Stored data entries:
»»
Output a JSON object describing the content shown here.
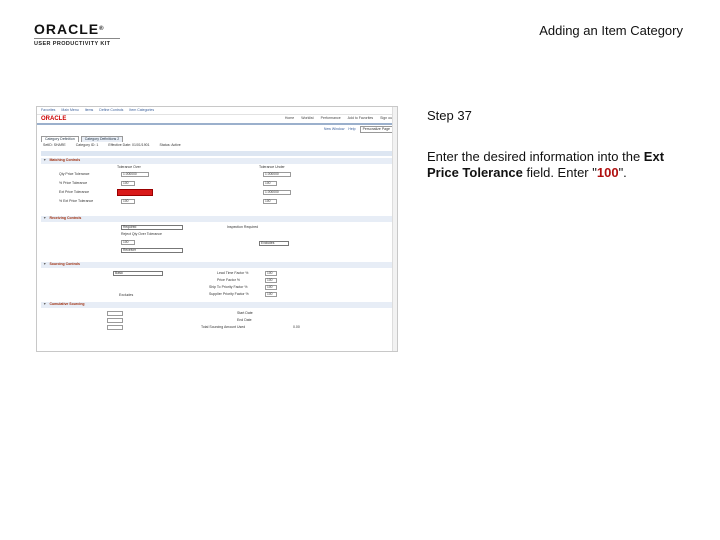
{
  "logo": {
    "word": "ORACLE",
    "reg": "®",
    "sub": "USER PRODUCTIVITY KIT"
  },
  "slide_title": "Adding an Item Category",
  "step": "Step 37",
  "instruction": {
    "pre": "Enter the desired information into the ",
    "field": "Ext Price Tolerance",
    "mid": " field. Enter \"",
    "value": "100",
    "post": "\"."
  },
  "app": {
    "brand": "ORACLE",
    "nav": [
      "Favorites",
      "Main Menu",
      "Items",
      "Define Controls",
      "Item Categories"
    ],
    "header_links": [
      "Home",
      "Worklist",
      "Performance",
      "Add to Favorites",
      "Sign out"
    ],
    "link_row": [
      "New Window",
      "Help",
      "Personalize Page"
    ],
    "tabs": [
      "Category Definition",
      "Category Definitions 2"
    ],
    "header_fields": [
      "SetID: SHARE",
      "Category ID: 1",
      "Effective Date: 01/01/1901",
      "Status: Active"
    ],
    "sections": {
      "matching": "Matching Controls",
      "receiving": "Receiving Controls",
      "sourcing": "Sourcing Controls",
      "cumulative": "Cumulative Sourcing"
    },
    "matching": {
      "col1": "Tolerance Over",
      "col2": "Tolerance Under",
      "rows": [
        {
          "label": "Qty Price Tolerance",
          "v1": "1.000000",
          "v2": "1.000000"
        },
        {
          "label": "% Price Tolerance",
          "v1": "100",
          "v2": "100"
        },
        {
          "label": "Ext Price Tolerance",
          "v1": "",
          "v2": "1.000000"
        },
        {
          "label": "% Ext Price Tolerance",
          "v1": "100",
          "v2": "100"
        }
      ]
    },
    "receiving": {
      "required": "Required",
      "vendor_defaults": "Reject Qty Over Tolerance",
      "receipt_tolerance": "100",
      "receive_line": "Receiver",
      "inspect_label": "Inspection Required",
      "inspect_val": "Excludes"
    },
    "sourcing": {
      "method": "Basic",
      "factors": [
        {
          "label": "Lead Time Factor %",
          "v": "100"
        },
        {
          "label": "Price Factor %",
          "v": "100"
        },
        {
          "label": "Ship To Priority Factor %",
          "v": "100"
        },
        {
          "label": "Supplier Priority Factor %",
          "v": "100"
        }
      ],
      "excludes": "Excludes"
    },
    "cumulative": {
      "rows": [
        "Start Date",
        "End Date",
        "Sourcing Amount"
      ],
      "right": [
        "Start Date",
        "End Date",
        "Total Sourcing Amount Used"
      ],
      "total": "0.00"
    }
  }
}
««
»»
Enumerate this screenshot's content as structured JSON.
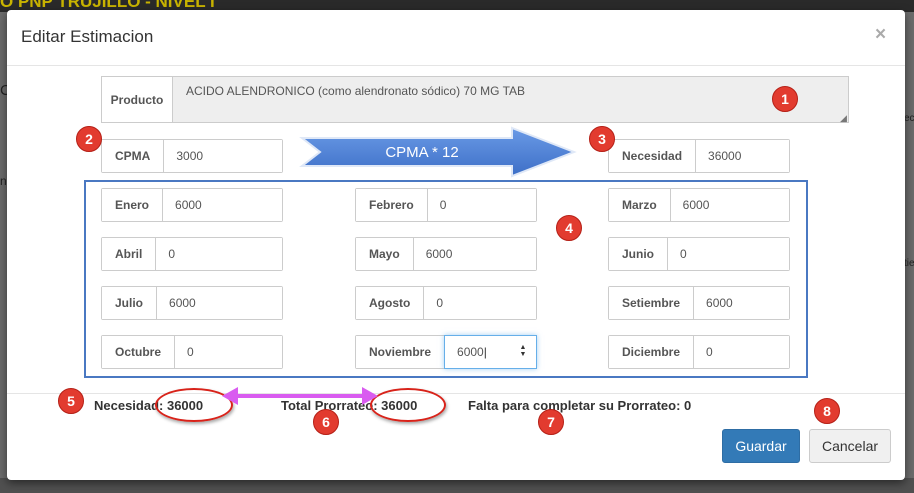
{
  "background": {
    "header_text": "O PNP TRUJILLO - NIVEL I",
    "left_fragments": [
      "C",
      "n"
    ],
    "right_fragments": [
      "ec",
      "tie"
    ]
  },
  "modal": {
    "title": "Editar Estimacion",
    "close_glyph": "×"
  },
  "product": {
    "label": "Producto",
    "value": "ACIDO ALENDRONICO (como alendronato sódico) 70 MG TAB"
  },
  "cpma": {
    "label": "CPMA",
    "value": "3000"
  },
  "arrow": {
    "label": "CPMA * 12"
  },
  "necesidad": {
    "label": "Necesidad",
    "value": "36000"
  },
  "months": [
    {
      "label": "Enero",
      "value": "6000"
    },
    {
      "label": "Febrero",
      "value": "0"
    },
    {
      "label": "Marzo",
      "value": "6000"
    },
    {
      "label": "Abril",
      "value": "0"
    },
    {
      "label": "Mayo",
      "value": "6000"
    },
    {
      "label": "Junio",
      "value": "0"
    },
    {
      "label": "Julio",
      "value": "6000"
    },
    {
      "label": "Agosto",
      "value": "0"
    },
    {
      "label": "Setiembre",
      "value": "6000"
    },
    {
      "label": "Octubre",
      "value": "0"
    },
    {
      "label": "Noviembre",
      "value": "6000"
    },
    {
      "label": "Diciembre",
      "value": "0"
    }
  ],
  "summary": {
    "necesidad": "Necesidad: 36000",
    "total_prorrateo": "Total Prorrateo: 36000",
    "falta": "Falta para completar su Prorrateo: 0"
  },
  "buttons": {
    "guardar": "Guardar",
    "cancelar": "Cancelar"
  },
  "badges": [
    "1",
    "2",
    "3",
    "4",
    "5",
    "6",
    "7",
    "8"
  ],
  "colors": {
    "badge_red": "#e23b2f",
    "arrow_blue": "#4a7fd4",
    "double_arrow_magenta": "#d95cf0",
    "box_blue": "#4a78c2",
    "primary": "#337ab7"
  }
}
««
»»
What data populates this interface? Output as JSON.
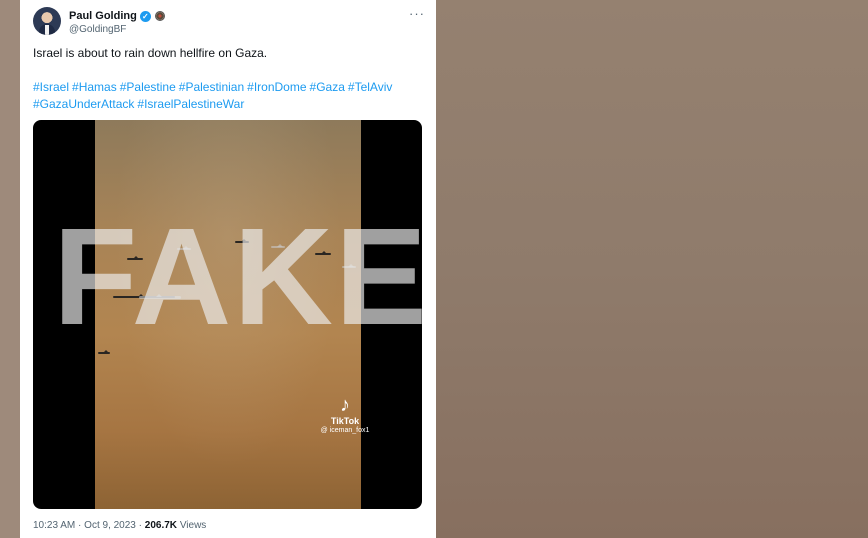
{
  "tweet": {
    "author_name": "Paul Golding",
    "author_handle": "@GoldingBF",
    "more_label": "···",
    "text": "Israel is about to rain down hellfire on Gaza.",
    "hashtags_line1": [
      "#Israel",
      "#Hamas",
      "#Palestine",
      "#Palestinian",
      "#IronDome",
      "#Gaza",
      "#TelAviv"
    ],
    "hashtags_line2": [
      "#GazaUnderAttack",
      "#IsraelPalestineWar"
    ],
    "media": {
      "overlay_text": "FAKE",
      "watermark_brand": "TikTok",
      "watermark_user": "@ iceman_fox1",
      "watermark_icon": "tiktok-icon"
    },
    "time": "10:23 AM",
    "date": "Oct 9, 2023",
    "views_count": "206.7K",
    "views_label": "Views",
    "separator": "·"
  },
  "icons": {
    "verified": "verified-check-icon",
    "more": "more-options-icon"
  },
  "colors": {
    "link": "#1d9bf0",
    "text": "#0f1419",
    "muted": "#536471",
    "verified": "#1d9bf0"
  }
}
««
Stated exercise: Using the entries above, return each line that includes the word "this".

Task answer:
Enumerate this screenshot's content as structured JSON.
What data populates this interface? Output as JSON.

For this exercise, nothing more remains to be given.